Your goal: Reproduce the complete listing without any deviation.

Stored data entries
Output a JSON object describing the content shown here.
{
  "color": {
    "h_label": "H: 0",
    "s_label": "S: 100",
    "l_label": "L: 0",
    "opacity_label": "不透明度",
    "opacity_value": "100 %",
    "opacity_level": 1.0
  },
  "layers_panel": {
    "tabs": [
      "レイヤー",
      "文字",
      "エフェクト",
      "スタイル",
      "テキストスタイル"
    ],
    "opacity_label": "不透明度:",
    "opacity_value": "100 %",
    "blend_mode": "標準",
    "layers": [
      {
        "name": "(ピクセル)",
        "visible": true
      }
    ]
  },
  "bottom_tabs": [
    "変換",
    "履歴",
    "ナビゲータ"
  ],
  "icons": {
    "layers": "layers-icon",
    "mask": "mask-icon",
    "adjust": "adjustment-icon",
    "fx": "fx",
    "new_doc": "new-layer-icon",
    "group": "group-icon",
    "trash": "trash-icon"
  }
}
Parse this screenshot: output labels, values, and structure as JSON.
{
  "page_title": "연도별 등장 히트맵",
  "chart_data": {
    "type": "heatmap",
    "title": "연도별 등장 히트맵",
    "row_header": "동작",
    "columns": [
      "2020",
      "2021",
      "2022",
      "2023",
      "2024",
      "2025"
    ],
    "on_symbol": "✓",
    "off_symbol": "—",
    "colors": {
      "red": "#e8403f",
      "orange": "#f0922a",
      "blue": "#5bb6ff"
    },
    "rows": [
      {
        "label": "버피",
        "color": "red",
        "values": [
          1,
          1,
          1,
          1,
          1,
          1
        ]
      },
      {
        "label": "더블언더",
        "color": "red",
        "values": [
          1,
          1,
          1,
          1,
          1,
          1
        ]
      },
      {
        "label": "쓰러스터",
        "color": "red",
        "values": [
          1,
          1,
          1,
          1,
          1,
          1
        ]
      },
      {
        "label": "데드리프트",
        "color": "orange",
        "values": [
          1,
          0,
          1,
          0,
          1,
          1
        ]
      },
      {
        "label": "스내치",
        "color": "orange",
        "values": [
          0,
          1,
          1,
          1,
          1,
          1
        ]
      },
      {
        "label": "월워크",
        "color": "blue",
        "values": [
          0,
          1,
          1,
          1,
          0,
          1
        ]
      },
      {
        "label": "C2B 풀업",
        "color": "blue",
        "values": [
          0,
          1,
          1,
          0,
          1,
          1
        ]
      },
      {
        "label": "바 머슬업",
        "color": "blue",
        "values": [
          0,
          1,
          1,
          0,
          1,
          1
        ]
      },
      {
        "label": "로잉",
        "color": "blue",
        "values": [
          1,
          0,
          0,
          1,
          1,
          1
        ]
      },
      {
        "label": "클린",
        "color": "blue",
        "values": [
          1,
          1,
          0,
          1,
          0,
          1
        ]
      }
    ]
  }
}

Task response:
Output a JSON object describing the content shown here.
{
  "color": {
    "h_label": "H: 0",
    "s_label": "S: 100",
    "l_label": "L: 0",
    "opacity_label": "不透明度",
    "opacity_value": "100 %",
    "opacity_level": 1.0
  },
  "layers_panel": {
    "tabs": [
      "レイヤー",
      "文字",
      "エフェクト",
      "スタイル",
      "テキストスタイル"
    ],
    "opacity_label": "不透明度:",
    "opacity_value": "100 %",
    "blend_mode": "標準",
    "layers": [
      {
        "name": "(ピクセル)",
        "visible": true
      }
    ]
  },
  "bottom_tabs": [
    "変換",
    "履歴",
    "ナビゲータ"
  ],
  "icons": {
    "layers": "layers-icon",
    "mask": "mask-icon",
    "adjust": "adjustment-icon",
    "fx": "fx",
    "new_doc": "new-layer-icon",
    "group": "group-icon",
    "trash": "trash-icon"
  }
}
Parse this screenshot: output labels, values, and structure as JSON.
{
  "page_title": "연도별 등장 히트맵",
  "chart_data": {
    "type": "heatmap",
    "title": "연도별 등장 히트맵",
    "row_header": "동작",
    "columns": [
      "2020",
      "2021",
      "2022",
      "2023",
      "2024",
      "2025"
    ],
    "on_symbol": "✓",
    "off_symbol": "—",
    "colors": {
      "red": "#e8403f",
      "orange": "#f0922a",
      "blue": "#5bb6ff"
    },
    "rows": [
      {
        "label": "버피",
        "color": "red",
        "values": [
          1,
          1,
          1,
          1,
          1,
          1
        ]
      },
      {
        "label": "더블언더",
        "color": "red",
        "values": [
          1,
          1,
          1,
          1,
          1,
          1
        ]
      },
      {
        "label": "쓰러스터",
        "color": "red",
        "values": [
          1,
          1,
          1,
          1,
          1,
          1
        ]
      },
      {
        "label": "데드리프트",
        "color": "orange",
        "values": [
          1,
          0,
          1,
          0,
          1,
          1
        ]
      },
      {
        "label": "스내치",
        "color": "orange",
        "values": [
          0,
          1,
          1,
          1,
          1,
          1
        ]
      },
      {
        "label": "월워크",
        "color": "blue",
        "values": [
          0,
          1,
          1,
          1,
          0,
          1
        ]
      },
      {
        "label": "C2B 풀업",
        "color": "blue",
        "values": [
          0,
          1,
          1,
          0,
          1,
          1
        ]
      },
      {
        "label": "바 머슬업",
        "color": "blue",
        "values": [
          0,
          1,
          1,
          0,
          1,
          1
        ]
      },
      {
        "label": "로잉",
        "color": "blue",
        "values": [
          1,
          0,
          0,
          1,
          1,
          1
        ]
      },
      {
        "label": "클린",
        "color": "blue",
        "values": [
          1,
          1,
          0,
          1,
          0,
          1
        ]
      }
    ]
  }
}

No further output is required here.